DO THIS - Which lines contain the word "JSON"? Return each of them as written.
## START INPUT MATERIAL
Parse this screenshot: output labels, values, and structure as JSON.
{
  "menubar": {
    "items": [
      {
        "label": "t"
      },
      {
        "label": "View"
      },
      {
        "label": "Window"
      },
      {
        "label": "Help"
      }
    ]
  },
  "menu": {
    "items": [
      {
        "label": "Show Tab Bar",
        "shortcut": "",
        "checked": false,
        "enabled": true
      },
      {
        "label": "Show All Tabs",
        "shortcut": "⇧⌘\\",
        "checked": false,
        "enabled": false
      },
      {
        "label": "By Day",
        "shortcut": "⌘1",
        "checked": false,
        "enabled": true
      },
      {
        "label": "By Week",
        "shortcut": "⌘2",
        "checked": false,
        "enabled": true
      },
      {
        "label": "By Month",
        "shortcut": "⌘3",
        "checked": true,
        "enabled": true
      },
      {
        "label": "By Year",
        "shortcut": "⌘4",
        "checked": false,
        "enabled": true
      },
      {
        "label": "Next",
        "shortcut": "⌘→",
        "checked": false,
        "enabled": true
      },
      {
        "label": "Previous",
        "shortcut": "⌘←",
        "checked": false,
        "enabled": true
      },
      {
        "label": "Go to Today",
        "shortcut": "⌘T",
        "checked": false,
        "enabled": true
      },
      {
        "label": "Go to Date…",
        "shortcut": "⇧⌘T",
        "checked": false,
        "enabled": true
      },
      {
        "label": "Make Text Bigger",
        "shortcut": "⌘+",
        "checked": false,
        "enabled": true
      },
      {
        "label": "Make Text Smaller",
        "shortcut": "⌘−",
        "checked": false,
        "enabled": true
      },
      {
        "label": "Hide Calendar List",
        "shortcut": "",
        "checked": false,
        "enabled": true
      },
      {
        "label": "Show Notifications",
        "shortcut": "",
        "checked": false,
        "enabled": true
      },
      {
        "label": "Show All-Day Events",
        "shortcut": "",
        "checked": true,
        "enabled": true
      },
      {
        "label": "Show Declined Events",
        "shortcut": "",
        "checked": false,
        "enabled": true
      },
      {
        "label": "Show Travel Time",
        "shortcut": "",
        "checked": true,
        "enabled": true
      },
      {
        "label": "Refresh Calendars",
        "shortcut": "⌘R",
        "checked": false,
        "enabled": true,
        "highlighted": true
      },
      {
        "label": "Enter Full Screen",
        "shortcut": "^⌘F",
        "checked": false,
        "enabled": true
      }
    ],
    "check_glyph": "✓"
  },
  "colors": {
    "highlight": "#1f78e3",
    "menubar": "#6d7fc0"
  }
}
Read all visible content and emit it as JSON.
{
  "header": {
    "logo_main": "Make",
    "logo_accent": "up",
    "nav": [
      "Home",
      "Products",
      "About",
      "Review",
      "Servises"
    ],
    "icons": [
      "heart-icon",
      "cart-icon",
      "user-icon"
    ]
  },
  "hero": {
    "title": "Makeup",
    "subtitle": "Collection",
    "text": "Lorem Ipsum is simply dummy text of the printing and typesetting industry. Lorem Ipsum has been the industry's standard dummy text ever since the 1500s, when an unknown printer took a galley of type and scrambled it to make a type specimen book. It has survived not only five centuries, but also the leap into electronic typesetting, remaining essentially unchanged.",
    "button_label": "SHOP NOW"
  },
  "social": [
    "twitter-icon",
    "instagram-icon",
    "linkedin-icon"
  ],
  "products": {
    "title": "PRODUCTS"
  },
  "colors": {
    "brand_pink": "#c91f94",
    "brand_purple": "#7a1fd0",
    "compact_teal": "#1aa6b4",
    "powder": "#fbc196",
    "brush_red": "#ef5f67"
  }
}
## END INPUT MATERIAL
RESULT -
Parse this screenshot: output labels, values, and structure as JSON.
Read all visible content and emit it as JSON.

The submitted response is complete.